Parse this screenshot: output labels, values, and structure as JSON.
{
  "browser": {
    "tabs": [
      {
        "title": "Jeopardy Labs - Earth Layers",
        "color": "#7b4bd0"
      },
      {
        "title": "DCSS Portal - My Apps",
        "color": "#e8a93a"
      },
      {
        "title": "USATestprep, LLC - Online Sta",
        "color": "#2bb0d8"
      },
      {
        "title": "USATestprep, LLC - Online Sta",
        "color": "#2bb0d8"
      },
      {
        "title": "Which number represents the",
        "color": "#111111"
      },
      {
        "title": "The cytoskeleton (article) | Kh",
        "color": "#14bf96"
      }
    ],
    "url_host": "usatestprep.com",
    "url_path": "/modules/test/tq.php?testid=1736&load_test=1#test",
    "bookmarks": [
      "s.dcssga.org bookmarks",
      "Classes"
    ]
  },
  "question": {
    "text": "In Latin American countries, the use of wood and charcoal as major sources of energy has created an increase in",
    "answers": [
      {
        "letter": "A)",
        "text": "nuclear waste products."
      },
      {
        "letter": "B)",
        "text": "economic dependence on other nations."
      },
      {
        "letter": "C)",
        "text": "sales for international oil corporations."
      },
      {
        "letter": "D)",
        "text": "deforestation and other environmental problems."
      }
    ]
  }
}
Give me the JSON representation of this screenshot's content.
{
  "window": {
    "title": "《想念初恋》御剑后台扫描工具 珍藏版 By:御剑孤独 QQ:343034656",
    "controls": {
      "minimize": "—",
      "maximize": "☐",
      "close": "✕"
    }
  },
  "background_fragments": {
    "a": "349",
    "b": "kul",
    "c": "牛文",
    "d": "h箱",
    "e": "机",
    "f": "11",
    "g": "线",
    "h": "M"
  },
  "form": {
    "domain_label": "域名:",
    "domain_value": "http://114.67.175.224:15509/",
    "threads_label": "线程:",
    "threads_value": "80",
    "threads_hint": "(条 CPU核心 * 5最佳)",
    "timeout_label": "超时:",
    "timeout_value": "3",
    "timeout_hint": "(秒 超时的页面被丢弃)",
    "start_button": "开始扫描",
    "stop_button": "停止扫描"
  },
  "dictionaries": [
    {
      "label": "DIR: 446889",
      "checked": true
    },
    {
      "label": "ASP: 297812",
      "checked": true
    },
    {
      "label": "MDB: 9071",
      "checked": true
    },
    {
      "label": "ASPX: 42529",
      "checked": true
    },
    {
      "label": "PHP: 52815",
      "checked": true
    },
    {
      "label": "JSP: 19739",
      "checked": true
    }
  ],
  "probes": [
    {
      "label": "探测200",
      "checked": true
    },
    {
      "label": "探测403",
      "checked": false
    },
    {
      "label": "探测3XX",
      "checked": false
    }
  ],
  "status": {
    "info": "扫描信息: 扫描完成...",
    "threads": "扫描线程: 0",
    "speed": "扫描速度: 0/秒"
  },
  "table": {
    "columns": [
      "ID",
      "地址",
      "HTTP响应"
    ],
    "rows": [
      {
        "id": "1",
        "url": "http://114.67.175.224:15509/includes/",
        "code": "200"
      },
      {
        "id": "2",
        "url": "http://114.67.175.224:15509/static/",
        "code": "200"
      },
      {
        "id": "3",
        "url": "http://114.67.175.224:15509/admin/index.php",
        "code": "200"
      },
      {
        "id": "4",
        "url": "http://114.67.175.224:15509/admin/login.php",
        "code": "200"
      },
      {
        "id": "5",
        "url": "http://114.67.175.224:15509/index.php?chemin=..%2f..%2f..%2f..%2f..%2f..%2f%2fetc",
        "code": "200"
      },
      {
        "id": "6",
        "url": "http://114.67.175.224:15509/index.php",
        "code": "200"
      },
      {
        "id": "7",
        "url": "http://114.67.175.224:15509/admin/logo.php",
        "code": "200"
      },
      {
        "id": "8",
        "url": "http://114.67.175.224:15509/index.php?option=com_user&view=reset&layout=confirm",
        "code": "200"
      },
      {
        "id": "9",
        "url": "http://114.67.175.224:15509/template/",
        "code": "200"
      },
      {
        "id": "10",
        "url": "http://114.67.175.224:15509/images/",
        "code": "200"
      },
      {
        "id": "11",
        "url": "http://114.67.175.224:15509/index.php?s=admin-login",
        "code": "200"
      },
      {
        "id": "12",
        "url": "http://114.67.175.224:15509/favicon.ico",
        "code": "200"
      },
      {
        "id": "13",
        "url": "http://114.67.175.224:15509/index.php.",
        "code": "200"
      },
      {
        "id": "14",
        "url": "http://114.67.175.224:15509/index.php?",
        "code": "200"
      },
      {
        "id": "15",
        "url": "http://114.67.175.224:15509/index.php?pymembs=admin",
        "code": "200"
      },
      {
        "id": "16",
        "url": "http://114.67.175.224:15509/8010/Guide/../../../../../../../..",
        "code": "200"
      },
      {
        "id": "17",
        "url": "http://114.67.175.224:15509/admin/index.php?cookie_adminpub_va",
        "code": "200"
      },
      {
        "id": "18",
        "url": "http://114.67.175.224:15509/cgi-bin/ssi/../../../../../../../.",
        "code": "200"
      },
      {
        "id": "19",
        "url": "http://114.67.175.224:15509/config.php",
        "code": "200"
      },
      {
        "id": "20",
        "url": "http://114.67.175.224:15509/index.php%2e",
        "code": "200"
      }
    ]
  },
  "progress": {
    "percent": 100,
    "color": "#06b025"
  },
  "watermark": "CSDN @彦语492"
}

PROBLEM TO SOLVE: Return all lines containing the word "text".

COMPLETE ANSWER:
    "text": "In Latin American countries, the use of wood and charcoal as major sources of energy has created an increase in",
        "text": "nuclear waste products."
        "text": "economic dependence on other nations."
        "text": "sales for international oil corporations."
        "text": "deforestation and other environmental problems."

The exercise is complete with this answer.